_Problem_. Each entry that follows is to be retyped exactly. Pictures do not belong in the copy.

_Dataset content_.
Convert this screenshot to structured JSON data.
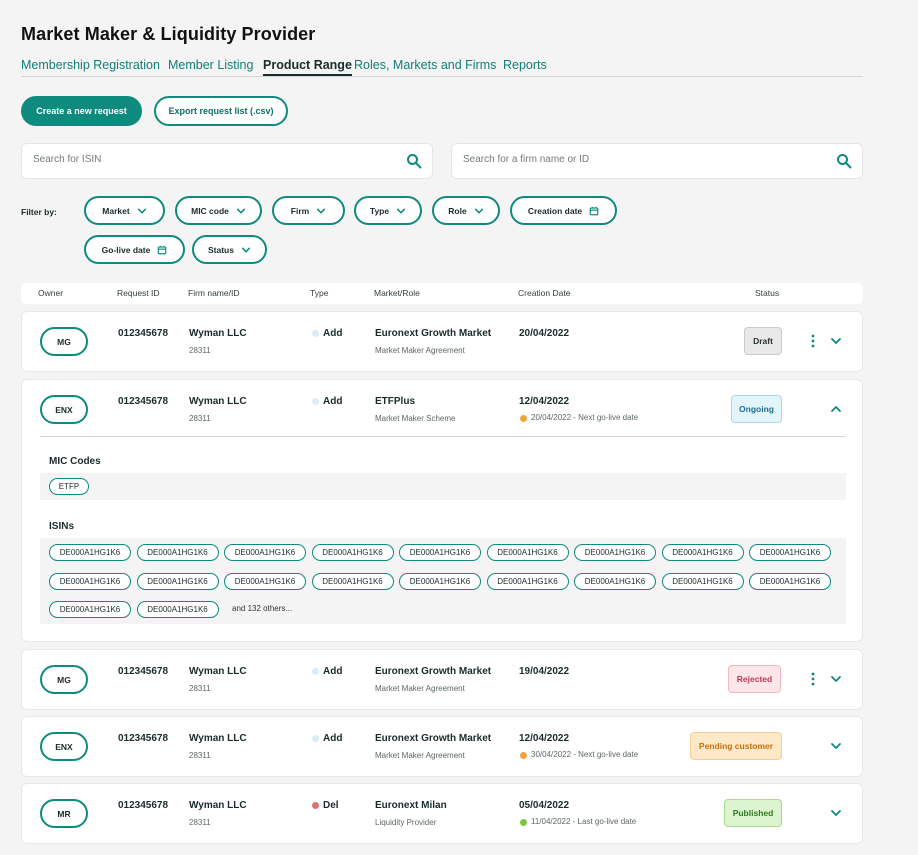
{
  "app_title": "Market Maker & Liquidity Provider",
  "tabs": [
    {
      "label": "Membership Registration"
    },
    {
      "label": "Member Listing"
    },
    {
      "label": "Product Range"
    },
    {
      "label": "Roles, Markets and Firms"
    },
    {
      "label": "Reports"
    }
  ],
  "actions": {
    "create": "Create a new request",
    "export": "Export request list (.csv)"
  },
  "search": {
    "isin_placeholder": "Search for ISIN",
    "firm_placeholder": "Search for a firm name or ID"
  },
  "filters": {
    "label": "Filter by:",
    "items": [
      {
        "label": "Market",
        "icon": "chevron-down-icon"
      },
      {
        "label": "MIC code",
        "icon": "chevron-down-icon"
      },
      {
        "label": "Firm",
        "icon": "chevron-down-icon"
      },
      {
        "label": "Type",
        "icon": "chevron-down-icon"
      },
      {
        "label": "Role",
        "icon": "chevron-down-icon"
      },
      {
        "label": "Creation date",
        "icon": "calendar-icon"
      },
      {
        "label": "Go-live date",
        "icon": "calendar-icon"
      },
      {
        "label": "Status",
        "icon": "chevron-down-icon"
      }
    ]
  },
  "table": {
    "headers": [
      "Owner",
      "Request ID",
      "Firm name/ID",
      "Type",
      "Market/Role",
      "Creation Date",
      "Status"
    ],
    "rows": [
      {
        "owner": "MG",
        "request_id": "012345678",
        "firm": "Wyman LLC",
        "firm_id": "28311",
        "type": "Add",
        "market": "Euronext Growth Market",
        "role": "Market Maker Agreement",
        "created": "20/04/2022",
        "golive": "",
        "status": "Draft"
      },
      {
        "owner": "ENX",
        "request_id": "012345678",
        "firm": "Wyman LLC",
        "firm_id": "28311",
        "type": "Add",
        "market": "ETFPlus",
        "role": "Market Maker Scheme",
        "created": "12/04/2022",
        "golive": "20/04/2022 - Next go-live date",
        "status": "Ongoing"
      },
      {
        "owner": "MG",
        "request_id": "012345678",
        "firm": "Wyman LLC",
        "firm_id": "28311",
        "type": "Add",
        "market": "Euronext Growth Market",
        "role": "Market Maker Agreement",
        "created": "19/04/2022",
        "golive": "",
        "status": "Rejected"
      },
      {
        "owner": "ENX",
        "request_id": "012345678",
        "firm": "Wyman LLC",
        "firm_id": "28311",
        "type": "Add",
        "market": "Euronext Growth Market",
        "role": "Market Maker Agreement",
        "created": "12/04/2022",
        "golive": "30/04/2022 - Next go-live date",
        "status": "Pending customer"
      },
      {
        "owner": "MR",
        "request_id": "012345678",
        "firm": "Wyman LLC",
        "firm_id": "28311",
        "type": "Del",
        "market": "Euronext Milan",
        "role": "Liquidity Provider",
        "created": "05/04/2022",
        "golive": "11/04/2022 - Last go-live date",
        "status": "Published"
      }
    ]
  },
  "details": {
    "mic_title": "MIC Codes",
    "mic_codes": [
      "ETFP"
    ],
    "isin_title": "ISINs",
    "isins": [
      "DE000A1HG1K6",
      "DE000A1HG1K6",
      "DE000A1HG1K6",
      "DE000A1HG1K6",
      "DE000A1HG1K6",
      "DE000A1HG1K6",
      "DE000A1HG1K6",
      "DE000A1HG1K6",
      "DE000A1HG1K6",
      "DE000A1HG1K6",
      "DE000A1HG1K6",
      "DE000A1HG1K6",
      "DE000A1HG1K6",
      "DE000A1HG1K6",
      "DE000A1HG1K6",
      "DE000A1HG1K6",
      "DE000A1HG1K6",
      "DE000A1HG1K6",
      "DE000A1HG1K6",
      "DE000A1HG1K6"
    ],
    "more_text": "and 132 others..."
  },
  "colors": {
    "accent": "#0f8a7f",
    "type_add": "#dcecf5",
    "type_del": "#d9716f",
    "golive_next": "#f2a43a",
    "golive_last": "#7cc63f",
    "status_draft": "#e9e9e9",
    "status_ongoing": "#e4f4fb",
    "status_rejected": "#fde5ea",
    "status_pending": "#fde9c8",
    "status_published": "#dcf4cf"
  }
}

_Response to this exercise_.
Convert this screenshot to structured JSON data.
{
  "app_title": "Market Maker & Liquidity Provider",
  "tabs": [
    {
      "label": "Membership Registration"
    },
    {
      "label": "Member Listing"
    },
    {
      "label": "Product Range"
    },
    {
      "label": "Roles, Markets and Firms"
    },
    {
      "label": "Reports"
    }
  ],
  "actions": {
    "create": "Create a new request",
    "export": "Export request list (.csv)"
  },
  "search": {
    "isin_placeholder": "Search for ISIN",
    "firm_placeholder": "Search for a firm name or ID"
  },
  "filters": {
    "label": "Filter by:",
    "items": [
      {
        "label": "Market",
        "icon": "chevron-down-icon"
      },
      {
        "label": "MIC code",
        "icon": "chevron-down-icon"
      },
      {
        "label": "Firm",
        "icon": "chevron-down-icon"
      },
      {
        "label": "Type",
        "icon": "chevron-down-icon"
      },
      {
        "label": "Role",
        "icon": "chevron-down-icon"
      },
      {
        "label": "Creation date",
        "icon": "calendar-icon"
      },
      {
        "label": "Go-live date",
        "icon": "calendar-icon"
      },
      {
        "label": "Status",
        "icon": "chevron-down-icon"
      }
    ]
  },
  "table": {
    "headers": [
      "Owner",
      "Request ID",
      "Firm name/ID",
      "Type",
      "Market/Role",
      "Creation Date",
      "Status"
    ],
    "rows": [
      {
        "owner": "MG",
        "request_id": "012345678",
        "firm": "Wyman LLC",
        "firm_id": "28311",
        "type": "Add",
        "market": "Euronext Growth Market",
        "role": "Market Maker Agreement",
        "created": "20/04/2022",
        "golive": "",
        "status": "Draft"
      },
      {
        "owner": "ENX",
        "request_id": "012345678",
        "firm": "Wyman LLC",
        "firm_id": "28311",
        "type": "Add",
        "market": "ETFPlus",
        "role": "Market Maker Scheme",
        "created": "12/04/2022",
        "golive": "20/04/2022 - Next go-live date",
        "status": "Ongoing"
      },
      {
        "owner": "MG",
        "request_id": "012345678",
        "firm": "Wyman LLC",
        "firm_id": "28311",
        "type": "Add",
        "market": "Euronext Growth Market",
        "role": "Market Maker Agreement",
        "created": "19/04/2022",
        "golive": "",
        "status": "Rejected"
      },
      {
        "owner": "ENX",
        "request_id": "012345678",
        "firm": "Wyman LLC",
        "firm_id": "28311",
        "type": "Add",
        "market": "Euronext Growth Market",
        "role": "Market Maker Agreement",
        "created": "12/04/2022",
        "golive": "30/04/2022 - Next go-live date",
        "status": "Pending customer"
      },
      {
        "owner": "MR",
        "request_id": "012345678",
        "firm": "Wyman LLC",
        "firm_id": "28311",
        "type": "Del",
        "market": "Euronext Milan",
        "role": "Liquidity Provider",
        "created": "05/04/2022",
        "golive": "11/04/2022 - Last go-live date",
        "status": "Published"
      }
    ]
  },
  "details": {
    "mic_title": "MIC Codes",
    "mic_codes": [
      "ETFP"
    ],
    "isin_title": "ISINs",
    "isins": [
      "DE000A1HG1K6",
      "DE000A1HG1K6",
      "DE000A1HG1K6",
      "DE000A1HG1K6",
      "DE000A1HG1K6",
      "DE000A1HG1K6",
      "DE000A1HG1K6",
      "DE000A1HG1K6",
      "DE000A1HG1K6",
      "DE000A1HG1K6",
      "DE000A1HG1K6",
      "DE000A1HG1K6",
      "DE000A1HG1K6",
      "DE000A1HG1K6",
      "DE000A1HG1K6",
      "DE000A1HG1K6",
      "DE000A1HG1K6",
      "DE000A1HG1K6",
      "DE000A1HG1K6",
      "DE000A1HG1K6"
    ],
    "more_text": "and 132 others..."
  },
  "colors": {
    "accent": "#0f8a7f",
    "type_add": "#dcecf5",
    "type_del": "#d9716f",
    "golive_next": "#f2a43a",
    "golive_last": "#7cc63f",
    "status_draft": "#e9e9e9",
    "status_ongoing": "#e4f4fb",
    "status_rejected": "#fde5ea",
    "status_pending": "#fde9c8",
    "status_published": "#dcf4cf"
  }
}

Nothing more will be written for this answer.